- GOAL OF THE EXERCISE: List the lines of this listing that hold the word "JSON".

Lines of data
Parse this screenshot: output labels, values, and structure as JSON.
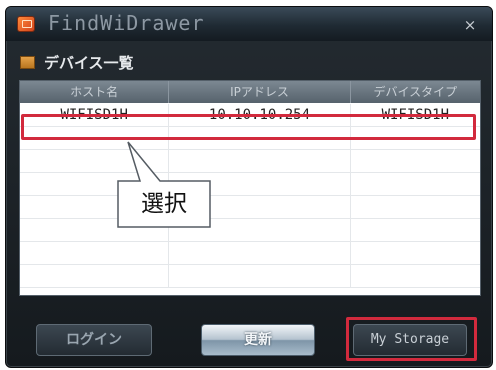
{
  "window": {
    "title": "FindWiDrawer",
    "close_glyph": "×"
  },
  "section": {
    "label": "デバイス一覧",
    "icon": "folder-icon"
  },
  "table": {
    "columns": [
      "ホスト名",
      "IPアドレス",
      "デバイスタイプ"
    ],
    "rows": [
      [
        "WIFISD1H",
        "10.10.10.254",
        "WIFISD1H"
      ]
    ]
  },
  "annotation": {
    "callout_text": "選択",
    "highlight_color": "#d22a3d"
  },
  "buttons": {
    "login_label": "ログイン",
    "refresh_label": "更新",
    "storage_label": "My Storage"
  }
}
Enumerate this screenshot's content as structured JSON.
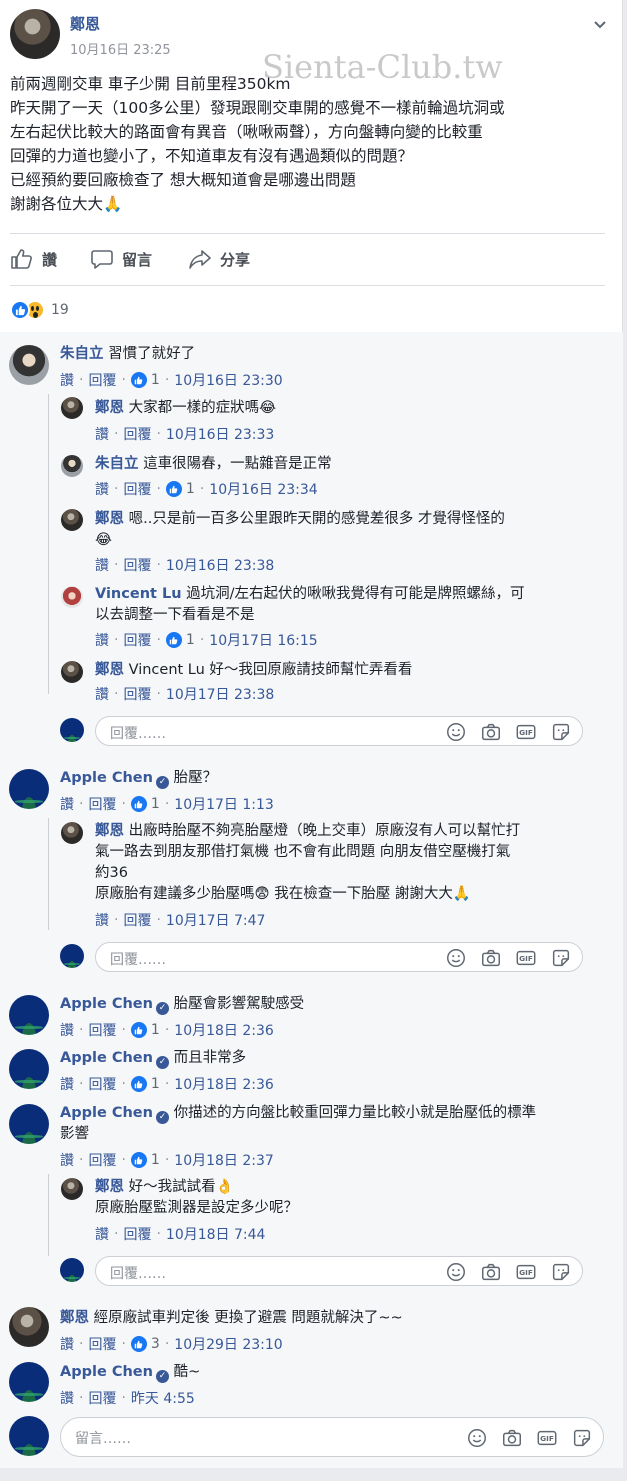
{
  "post": {
    "author": "鄭恩",
    "time": "10月16日 23:25",
    "watermark": "Sienta-Club.tw",
    "lines": [
      "前兩週剛交車 車子少開 目前里程350km",
      "昨天開了一天（100多公里）發現跟剛交車開的感覺不一樣前輪過坑洞或",
      "左右起伏比較大的路面會有異音（啾啾兩聲），方向盤轉向變的比較重",
      "回彈的力道也變小了，不知道車友有沒有遇過類似的問題？",
      "已經預約要回廠檢查了 想大概知道會是哪邊出問題",
      "謝謝各位大大🙏"
    ]
  },
  "actions": {
    "like": "讚",
    "comment": "留言",
    "share": "分享"
  },
  "reactions": {
    "count": "19",
    "types": [
      "like-icon",
      "wow-icon"
    ]
  },
  "labels": {
    "like": "讚",
    "reply": "回覆",
    "reply_placeholder": "回覆……",
    "comment_placeholder": "留言……"
  },
  "comments": [
    {
      "author": "朱自立",
      "text": "習慣了就好了",
      "likes": "1",
      "time": "10月16日 23:30",
      "replies": [
        {
          "author": "鄭恩",
          "text": "大家都一樣的症狀嗎😂",
          "likes": "",
          "time": "10月16日 23:33"
        },
        {
          "author": "朱自立",
          "text": "這車很陽春，一點雜音是正常",
          "likes": "1",
          "time": "10月16日 23:34"
        },
        {
          "author": "鄭恩",
          "text": "嗯..只是前一百多公里跟昨天開的感覺差很多 才覺得怪怪的",
          "text2": "😂",
          "likes": "",
          "time": "10月16日 23:38"
        },
        {
          "author": "Vincent Lu",
          "text": "過坑洞/左右起伏的啾啾我覺得有可能是牌照螺絲，可",
          "text2": "以去調整一下看看是不是",
          "likes": "1",
          "time": "10月17日 16:15"
        },
        {
          "author": "鄭恩",
          "text": "Vincent Lu 好～我回原廠請技師幫忙弄看看",
          "likes": "",
          "time": "10月17日 23:38"
        }
      ]
    },
    {
      "author": "Apple Chen",
      "text": "胎壓？",
      "likes": "1",
      "time": "10月17日 1:13",
      "replies": [
        {
          "author": "鄭恩",
          "text": "出廠時胎壓不夠亮胎壓燈（晚上交車）原廠沒有人可以幫忙打",
          "text2": "氣一路去到朋友那借打氣機 也不會有此問題 向朋友借空壓機打氣",
          "text3": "約36",
          "text4": "原廠胎有建議多少胎壓嗎😨 我在檢查一下胎壓 謝謝大大🙏",
          "likes": "",
          "time": "10月17日 7:47"
        }
      ]
    },
    {
      "author": "Apple Chen",
      "text": "胎壓會影響駕駛感受",
      "likes": "1",
      "time": "10月18日 2:36"
    },
    {
      "author": "Apple Chen",
      "text": "而且非常多",
      "likes": "1",
      "time": "10月18日 2:36"
    },
    {
      "author": "Apple Chen",
      "text": "你描述的方向盤比較重回彈力量比較小就是胎壓低的標準",
      "text2": "影響",
      "likes": "1",
      "time": "10月18日 2:37",
      "replies": [
        {
          "author": "鄭恩",
          "text": "好～我試試看👌",
          "text2": "原廠胎壓監測器是設定多少呢？",
          "likes": "",
          "time": "10月18日 7:44"
        }
      ]
    },
    {
      "author": "鄭恩",
      "text": "經原廠試車判定後 更換了避震 問題就解決了~~",
      "likes": "3",
      "time": "10月29日 23:10"
    },
    {
      "author": "Apple Chen",
      "text": "酷~",
      "likes": "",
      "time": "昨天 4:55"
    }
  ]
}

- RESPONSE TO THIS EXERCISE:
Parse this screenshot: output labels, values, and structure as JSON.
Enumerate this screenshot's content as structured JSON.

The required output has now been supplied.